>> Start DATASET RECORDS

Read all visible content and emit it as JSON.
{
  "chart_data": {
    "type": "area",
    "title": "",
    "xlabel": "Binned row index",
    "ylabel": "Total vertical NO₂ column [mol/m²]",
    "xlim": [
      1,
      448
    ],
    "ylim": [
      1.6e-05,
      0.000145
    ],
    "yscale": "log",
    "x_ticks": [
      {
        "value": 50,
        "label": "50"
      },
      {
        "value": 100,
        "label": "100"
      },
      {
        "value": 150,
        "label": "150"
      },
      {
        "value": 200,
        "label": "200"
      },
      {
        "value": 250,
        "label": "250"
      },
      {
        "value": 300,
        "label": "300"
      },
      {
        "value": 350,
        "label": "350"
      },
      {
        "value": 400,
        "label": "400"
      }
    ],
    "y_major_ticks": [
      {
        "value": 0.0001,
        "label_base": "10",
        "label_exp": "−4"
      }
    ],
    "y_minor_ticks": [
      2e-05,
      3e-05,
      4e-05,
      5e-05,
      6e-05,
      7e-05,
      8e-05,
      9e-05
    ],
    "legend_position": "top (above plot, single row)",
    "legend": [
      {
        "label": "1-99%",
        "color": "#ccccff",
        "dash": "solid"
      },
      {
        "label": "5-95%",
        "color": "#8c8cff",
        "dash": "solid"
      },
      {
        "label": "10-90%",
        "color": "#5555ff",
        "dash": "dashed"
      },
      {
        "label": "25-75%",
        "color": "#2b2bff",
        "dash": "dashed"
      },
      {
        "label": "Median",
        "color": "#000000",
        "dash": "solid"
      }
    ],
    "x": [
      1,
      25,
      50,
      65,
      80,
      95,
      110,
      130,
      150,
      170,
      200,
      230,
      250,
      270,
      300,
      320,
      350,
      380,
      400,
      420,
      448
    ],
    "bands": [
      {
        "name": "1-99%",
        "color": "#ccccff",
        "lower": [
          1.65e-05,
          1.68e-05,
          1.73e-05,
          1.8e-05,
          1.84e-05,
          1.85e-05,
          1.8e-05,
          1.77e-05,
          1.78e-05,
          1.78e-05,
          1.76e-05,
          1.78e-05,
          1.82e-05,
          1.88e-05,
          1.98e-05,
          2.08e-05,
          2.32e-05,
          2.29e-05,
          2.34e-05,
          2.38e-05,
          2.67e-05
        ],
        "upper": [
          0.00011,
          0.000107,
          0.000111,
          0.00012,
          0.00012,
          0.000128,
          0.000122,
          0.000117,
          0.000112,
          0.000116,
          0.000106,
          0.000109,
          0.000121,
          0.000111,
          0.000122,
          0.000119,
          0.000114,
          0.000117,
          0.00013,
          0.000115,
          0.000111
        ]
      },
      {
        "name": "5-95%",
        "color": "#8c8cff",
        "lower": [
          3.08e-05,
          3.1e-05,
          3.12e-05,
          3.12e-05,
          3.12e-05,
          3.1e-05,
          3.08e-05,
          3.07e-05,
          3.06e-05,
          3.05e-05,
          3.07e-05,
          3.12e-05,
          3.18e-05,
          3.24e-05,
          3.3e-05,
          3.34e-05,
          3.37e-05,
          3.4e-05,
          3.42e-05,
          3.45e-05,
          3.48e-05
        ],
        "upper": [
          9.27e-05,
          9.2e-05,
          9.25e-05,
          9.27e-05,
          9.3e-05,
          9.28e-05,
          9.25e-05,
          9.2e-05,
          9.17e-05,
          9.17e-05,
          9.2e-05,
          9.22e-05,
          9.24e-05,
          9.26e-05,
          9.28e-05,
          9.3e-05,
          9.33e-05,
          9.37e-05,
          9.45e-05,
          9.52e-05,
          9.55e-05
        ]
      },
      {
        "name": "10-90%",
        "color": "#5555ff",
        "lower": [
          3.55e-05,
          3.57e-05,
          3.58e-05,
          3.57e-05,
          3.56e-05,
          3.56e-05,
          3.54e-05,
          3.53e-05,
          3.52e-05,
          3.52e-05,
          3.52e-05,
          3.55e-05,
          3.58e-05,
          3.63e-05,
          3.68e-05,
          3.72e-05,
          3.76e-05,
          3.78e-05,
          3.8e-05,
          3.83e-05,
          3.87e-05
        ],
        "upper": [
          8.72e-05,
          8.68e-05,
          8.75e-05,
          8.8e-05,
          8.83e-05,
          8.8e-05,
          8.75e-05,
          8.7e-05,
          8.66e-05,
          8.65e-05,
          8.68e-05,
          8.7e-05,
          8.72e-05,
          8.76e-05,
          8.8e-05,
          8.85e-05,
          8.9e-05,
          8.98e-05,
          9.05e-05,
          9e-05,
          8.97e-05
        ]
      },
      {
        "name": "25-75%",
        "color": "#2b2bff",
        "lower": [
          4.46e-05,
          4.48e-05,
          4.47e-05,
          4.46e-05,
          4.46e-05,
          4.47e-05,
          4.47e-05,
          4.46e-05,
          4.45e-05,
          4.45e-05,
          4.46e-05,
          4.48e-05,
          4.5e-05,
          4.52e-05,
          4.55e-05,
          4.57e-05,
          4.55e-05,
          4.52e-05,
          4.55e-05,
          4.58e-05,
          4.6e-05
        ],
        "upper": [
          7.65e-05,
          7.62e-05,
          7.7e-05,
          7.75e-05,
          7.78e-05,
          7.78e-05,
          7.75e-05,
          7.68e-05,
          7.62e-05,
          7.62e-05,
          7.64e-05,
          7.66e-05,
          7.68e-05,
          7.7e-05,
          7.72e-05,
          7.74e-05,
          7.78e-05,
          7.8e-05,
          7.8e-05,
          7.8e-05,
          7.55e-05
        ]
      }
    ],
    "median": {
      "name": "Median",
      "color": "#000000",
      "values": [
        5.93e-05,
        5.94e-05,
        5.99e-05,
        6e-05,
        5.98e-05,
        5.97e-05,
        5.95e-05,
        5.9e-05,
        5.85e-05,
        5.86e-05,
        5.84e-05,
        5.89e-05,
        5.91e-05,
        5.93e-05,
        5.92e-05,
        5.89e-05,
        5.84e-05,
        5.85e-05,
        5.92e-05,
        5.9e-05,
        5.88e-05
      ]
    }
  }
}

>> End DATASET RECORDS

Copy out each line in the preceding records that contains "name".

* **EXERCISE ANSWER**:
        "name": "1-99%",
        "name": "5-95%",
        "name": "10-90%",
        "name": "25-75%",
      "name": "Median",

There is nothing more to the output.